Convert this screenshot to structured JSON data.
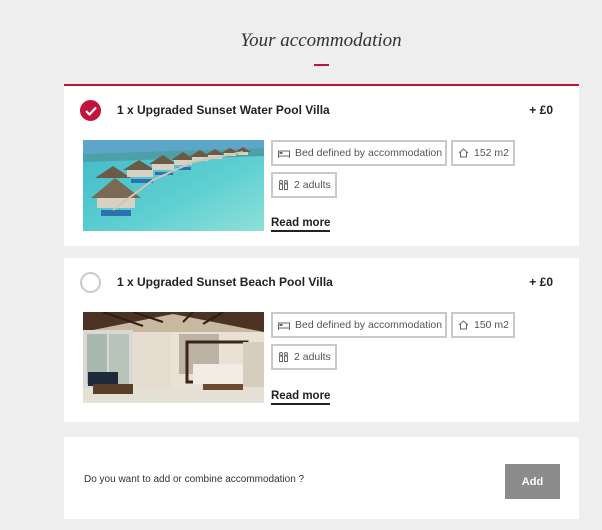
{
  "page": {
    "title": "Your accommodation"
  },
  "colors": {
    "accent": "#c0143c",
    "button_disabled": "#8c8c8c",
    "tag_border": "#c8c8c8"
  },
  "rooms": [
    {
      "selected": true,
      "name": "1 x Upgraded Sunset Water Pool Villa",
      "price": "+ £0",
      "photo": "overwater-villas-photo",
      "bed": "Bed defined by accommodation",
      "size": "152 m2",
      "guests": "2 adults",
      "read_more": "Read more"
    },
    {
      "selected": false,
      "name": "1 x Upgraded Sunset Beach Pool Villa",
      "price": "+ £0",
      "photo": "villa-bedroom-interior-photo",
      "bed": "Bed defined by accommodation",
      "size": "150 m2",
      "guests": "2 adults",
      "read_more": "Read more"
    }
  ],
  "add_section": {
    "question": "Do you want to add or combine accommodation ?",
    "button_label": "Add"
  }
}
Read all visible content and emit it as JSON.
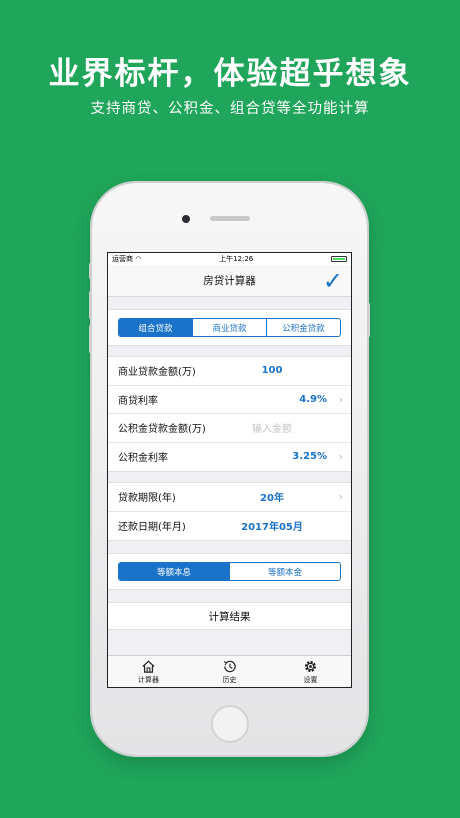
{
  "promo": {
    "headline": "业界标杆，体验超乎想象",
    "subline": "支持商贷、公积金、组合贷等全功能计算"
  },
  "status_bar": {
    "carrier": "运营商",
    "time": "上午12:26"
  },
  "nav": {
    "title": "房贷计算器"
  },
  "loan_type_tabs": [
    {
      "label": "组合贷款",
      "active": true
    },
    {
      "label": "商业贷款",
      "active": false
    },
    {
      "label": "公积金贷款",
      "active": false
    }
  ],
  "loan_fields": {
    "commercial_amount": {
      "label": "商业贷款金额(万)",
      "value": "100"
    },
    "commercial_rate": {
      "label": "商贷利率",
      "value": "4.9%"
    },
    "fund_amount": {
      "label": "公积金贷款金额(万)",
      "placeholder": "输入金额"
    },
    "fund_rate": {
      "label": "公积金利率",
      "value": "3.25%"
    }
  },
  "term_fields": {
    "term": {
      "label": "贷款期限(年)",
      "value": "20年"
    },
    "repay_date": {
      "label": "还款日期(年月)",
      "value": "2017年05月"
    }
  },
  "repay_method_tabs": [
    {
      "label": "等额本息",
      "active": true
    },
    {
      "label": "等额本金",
      "active": false
    }
  ],
  "calculate_button": "计算结果",
  "tab_bar": {
    "items": [
      {
        "label": "计算器",
        "icon": "house-icon"
      },
      {
        "label": "历史",
        "icon": "history-icon"
      },
      {
        "label": "设置",
        "icon": "gear-icon"
      }
    ]
  },
  "colors": {
    "background": "#1fa65a",
    "accent": "#1a73c9"
  }
}
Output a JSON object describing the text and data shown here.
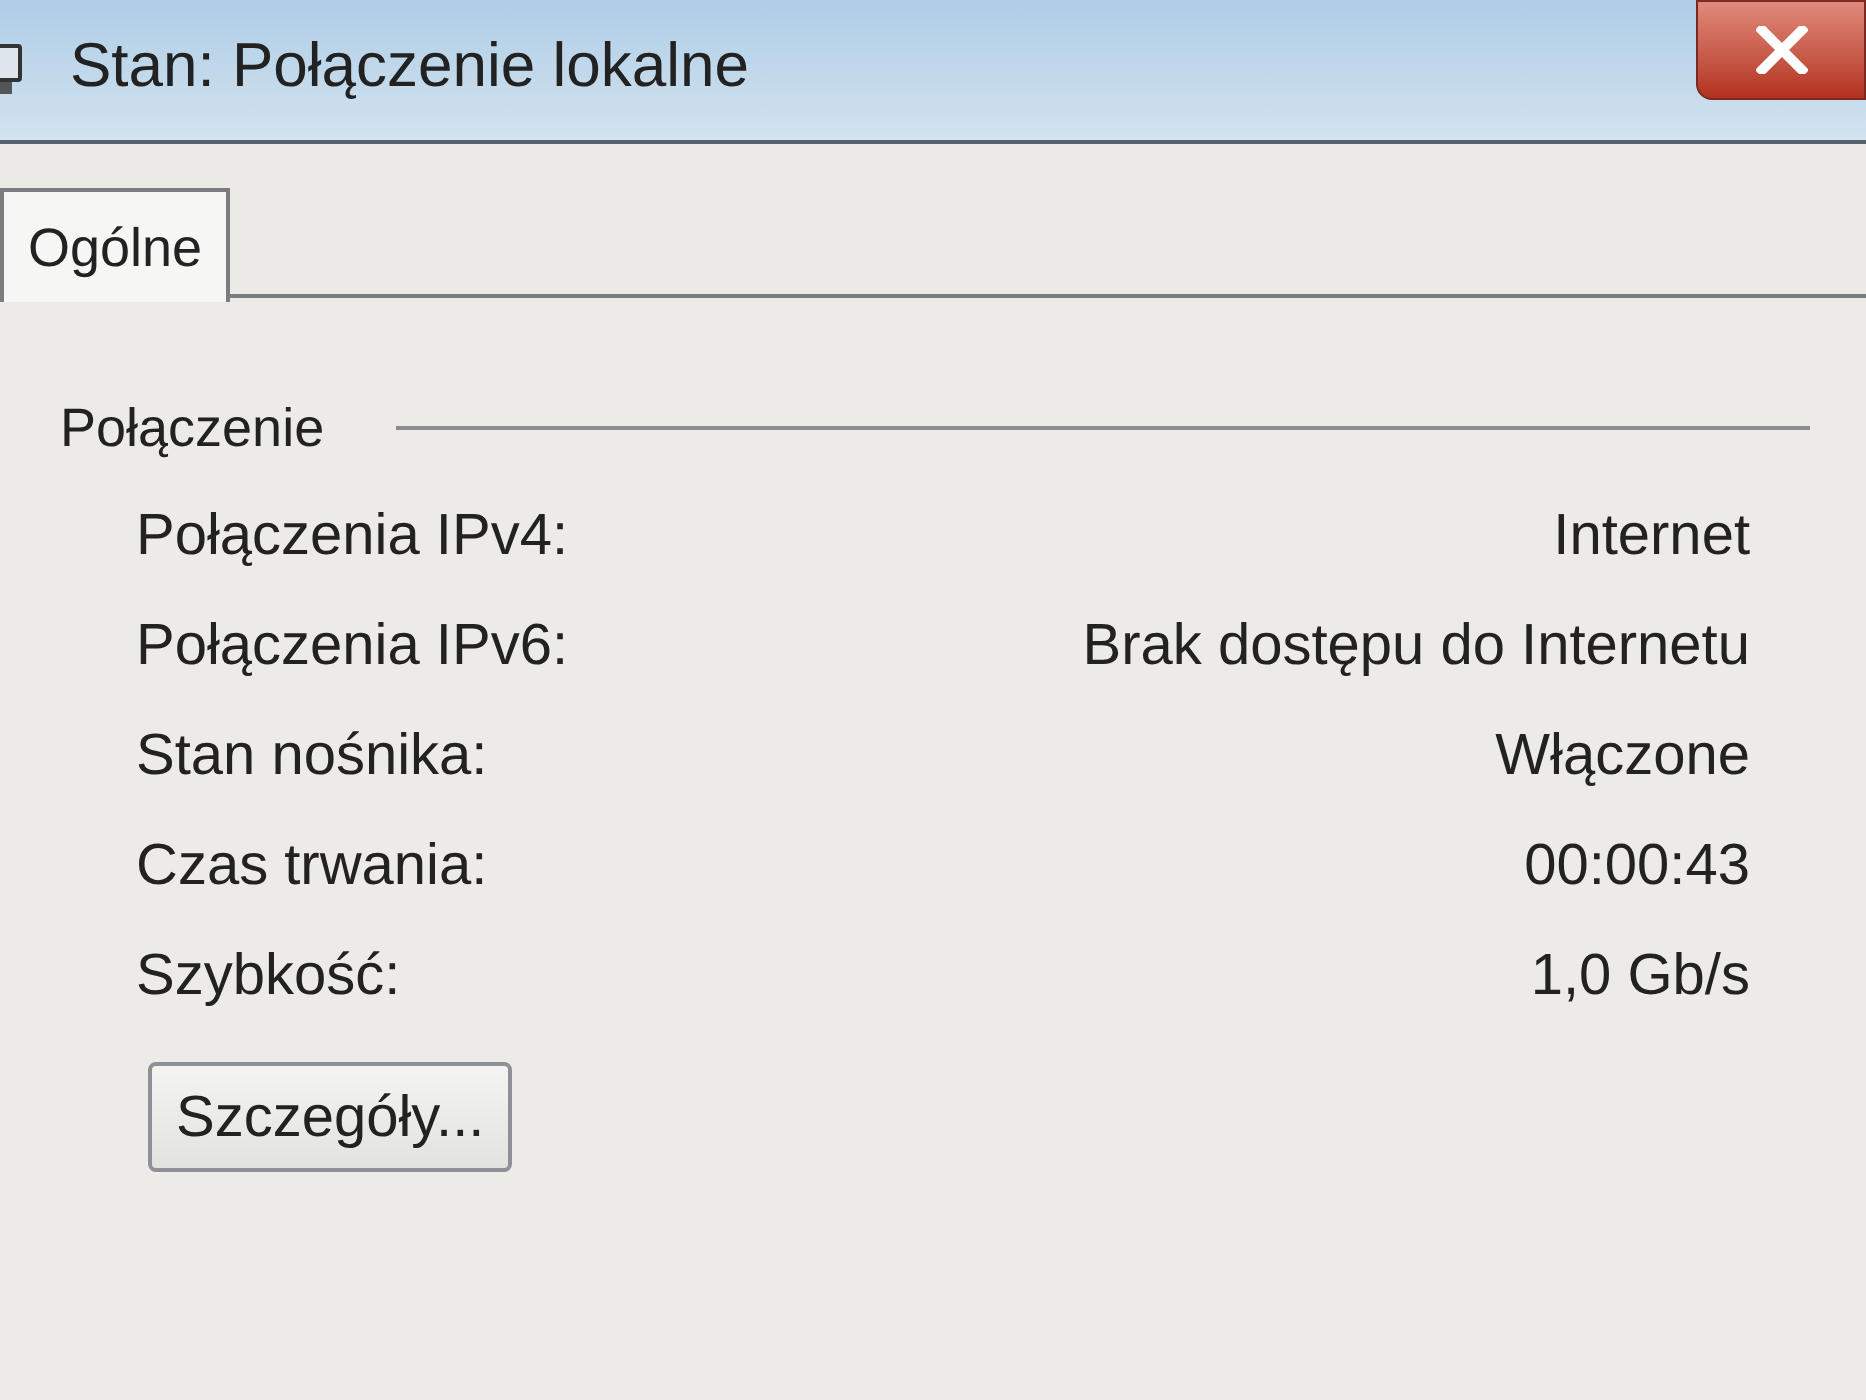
{
  "window": {
    "title": "Stan: Połączenie lokalne"
  },
  "tabs": [
    {
      "label": "Ogólne",
      "selected": true
    }
  ],
  "group": {
    "title": "Połączenie",
    "rows": [
      {
        "label": "Połączenia IPv4:",
        "value": "Internet"
      },
      {
        "label": "Połączenia IPv6:",
        "value": "Brak dostępu do Internetu"
      },
      {
        "label": "Stan nośnika:",
        "value": "Włączone"
      },
      {
        "label": "Czas trwania:",
        "value": "00:00:43"
      },
      {
        "label": "Szybkość:",
        "value": "1,0 Gb/s"
      }
    ]
  },
  "buttons": [
    "Szczegóły..."
  ]
}
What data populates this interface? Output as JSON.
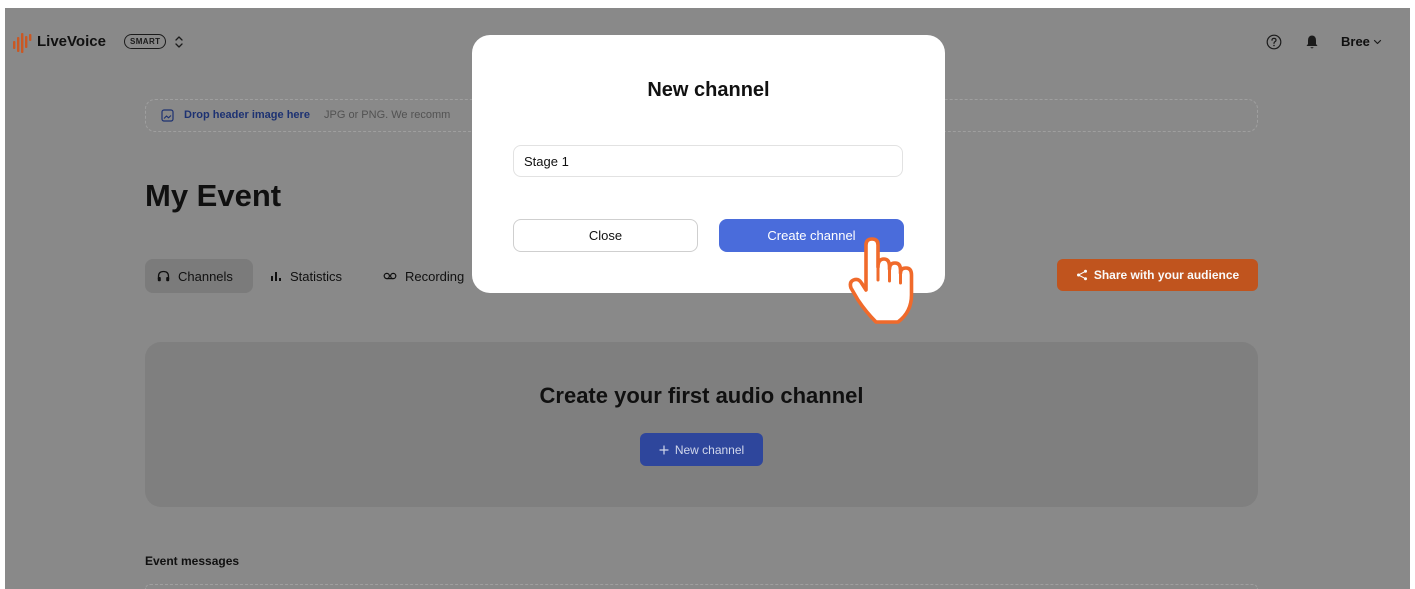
{
  "app": {
    "name": "LiveVoice",
    "plan_badge": "SMART"
  },
  "topbar": {
    "user_name": "Bree"
  },
  "header_drop": {
    "title": "Drop header image here",
    "hint": "JPG or PNG. We recomm"
  },
  "event": {
    "title": "My Event"
  },
  "tabs": [
    {
      "label": "Channels",
      "icon": "headphones-icon",
      "selected": true
    },
    {
      "label": "Statistics",
      "icon": "bar-chart-icon",
      "selected": false
    },
    {
      "label": "Recording",
      "icon": "voicemail-icon",
      "selected": false
    }
  ],
  "share_button": {
    "label": "Share with your audience",
    "icon": "share-icon"
  },
  "empty_state": {
    "title": "Create your first audio channel",
    "button_label": "New channel",
    "button_icon": "plus-icon"
  },
  "messages": {
    "heading": "Event messages"
  },
  "modal": {
    "title": "New channel",
    "input_value": "Stage 1",
    "close_label": "Close",
    "create_label": "Create channel"
  },
  "icons": {
    "logo": "livevoice-logo-icon",
    "switcher": "chevron-updown-icon",
    "help": "help-icon",
    "notifications": "bell-icon",
    "user_menu": "chevron-down-icon",
    "drop_header": "image-icon",
    "cursor": "pointer-hand-icon"
  },
  "colors": {
    "brand_orange": "#cf5a24",
    "share_orange": "#c4561f",
    "primary_blue": "#4a6cdb",
    "dimmed_blue": "#2f48a0",
    "link_blue": "#1e3375",
    "backdrop_gray": "#8c8c8c",
    "cursor_orange": "#f06a2b"
  }
}
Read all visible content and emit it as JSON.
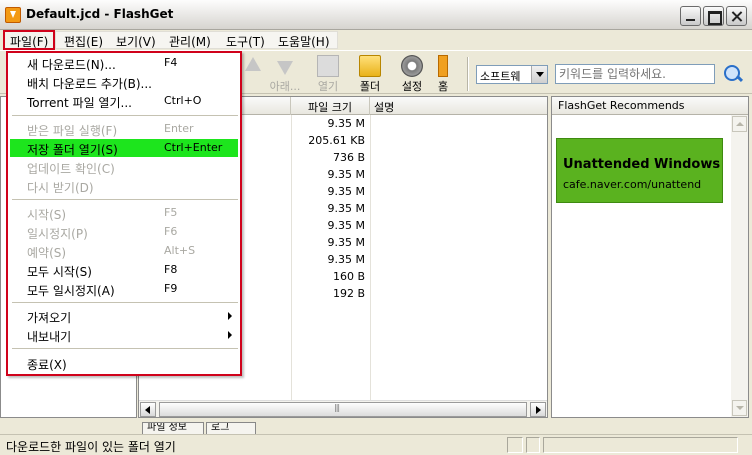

━━━

== TASK STATEMENT ==
Write the entries above out in full, exactly, with no images.

== PROBLEM SOLUTION ==
Convert this screenshot to structured JSON data.
{
  "page": {
    "title": "Your accommodation"
  },
  "colors": {
    "accent": "#c0143c",
    "button_disabled": "#8c8c8c",
    "tag_border": "#c8c8c8"
  },
  "rooms": [
    {
      "selected": true,
      "name": "1 x Upgraded Sunset Water Pool Villa",
      "price": "+ £0",
      "photo": "overwater-villas-photo",
      "bed": "Bed defined by accommodation",
      "size": "152 m2",
      "guests": "2 adults",
      "read_more": "Read more"
    },
    {
      "selected": false,
      "name": "1 x Upgraded Sunset Beach Pool Villa",
      "price": "+ £0",
      "photo": "villa-bedroom-interior-photo",
      "bed": "Bed defined by accommodation",
      "size": "150 m2",
      "guests": "2 adults",
      "read_more": "Read more"
    }
  ],
  "add_section": {
    "question": "Do you want to add or combine accommodation ?",
    "button_label": "Add"
  }
}
Read all visible content and emit it as JSON.
{
  "promo": {
    "headline": "业界标杆，体验超乎想象",
    "subline": "支持商贷、公积金、组合贷等全功能计算"
  },
  "status_bar": {
    "carrier": "运营商",
    "time": "上午12:26"
  },
  "nav": {
    "title": "房贷计算器"
  },
  "loan_type_tabs": [
    {
      "label": "组合贷款",
      "active": true
    },
    {
      "label": "商业贷款",
      "active": false
    },
    {
      "label": "公积金贷款",
      "active": false
    }
  ],
  "loan_fields": {
    "commercial_amount": {
      "label": "商业贷款金额(万)",
      "value": "100"
    },
    "commercial_rate": {
      "label": "商贷利率",
      "value": "4.9%"
    },
    "fund_amount": {
      "label": "公积金贷款金额(万)",
      "placeholder": "输入金额"
    },
    "fund_rate": {
      "label": "公积金利率",
      "value": "3.25%"
    }
  },
  "term_fields": {
    "term": {
      "label": "贷款期限(年)",
      "value": "20年"
    },
    "repay_date": {
      "label": "还款日期(年月)",
      "value": "2017年05月"
    }
  },
  "repay_method_tabs": [
    {
      "label": "等额本息",
      "active": true
    },
    {
      "label": "等额本金",
      "active": false
    }
  ],
  "calculate_button": "计算结果",
  "tab_bar": {
    "items": [
      {
        "label": "计算器",
        "icon": "house-icon"
      },
      {
        "label": "历史",
        "icon": "history-icon"
      },
      {
        "label": "设置",
        "icon": "gear-icon"
      }
    ]
  },
  "colors": {
    "background": "#1fa65a",
    "accent": "#1a73c9"
  }
}
Output a JSON object describing the text and data shown here.
{
  "window": {
    "title": "Stan: Połączenie lokalne"
  },
  "tabs": [
    {
      "label": "Ogólne",
      "selected": true
    }
  ],
  "group": {
    "title": "Połączenie",
    "rows": [
      {
        "label": "Połączenia IPv4:",
        "value": "Internet"
      },
      {
        "label": "Połączenia IPv6:",
        "value": "Brak dostępu do Internetu"
      },
      {
        "label": "Stan nośnika:",
        "value": "Włączone"
      },
      {
        "label": "Czas trwania:",
        "value": "00:00:43"
      },
      {
        "label": "Szybkość:",
        "value": "1,0 Gb/s"
      }
    ]
  },
  "buttons": [
    "Szczegóły..."
  ]
}
What data populates this interface? Output as JSON.
{
  "app": {
    "name": "LiveVoice",
    "plan_badge": "SMART"
  },
  "topbar": {
    "user_name": "Bree"
  },
  "header_drop": {
    "title": "Drop header image here",
    "hint": "JPG or PNG. We recomm"
  },
  "event": {
    "title": "My Event"
  },
  "tabs": [
    {
      "label": "Channels",
      "icon": "headphones-icon",
      "selected": true
    },
    {
      "label": "Statistics",
      "icon": "bar-chart-icon",
      "selected": false
    },
    {
      "label": "Recording",
      "icon": "voicemail-icon",
      "selected": false
    }
  ],
  "share_button": {
    "label": "Share with your audience",
    "icon": "share-icon"
  },
  "empty_state": {
    "title": "Create your first audio channel",
    "button_label": "New channel",
    "button_icon": "plus-icon"
  },
  "messages": {
    "heading": "Event messages"
  },
  "modal": {
    "title": "New channel",
    "input_value": "Stage 1",
    "close_label": "Close",
    "create_label": "Create channel"
  },
  "icons": {
    "logo": "livevoice-logo-icon",
    "switcher": "chevron-updown-icon",
    "help": "help-icon",
    "notifications": "bell-icon",
    "user_menu": "chevron-down-icon",
    "drop_header": "image-icon",
    "cursor": "pointer-hand-icon"
  },
  "colors": {
    "brand_orange": "#cf5a24",
    "share_orange": "#c4561f",
    "primary_blue": "#4a6cdb",
    "dimmed_blue": "#2f48a0",
    "link_blue": "#1e3375",
    "backdrop_gray": "#8c8c8c",
    "cursor_orange": "#f06a2b"
  }
}
Read all visible content and emit it as JSON.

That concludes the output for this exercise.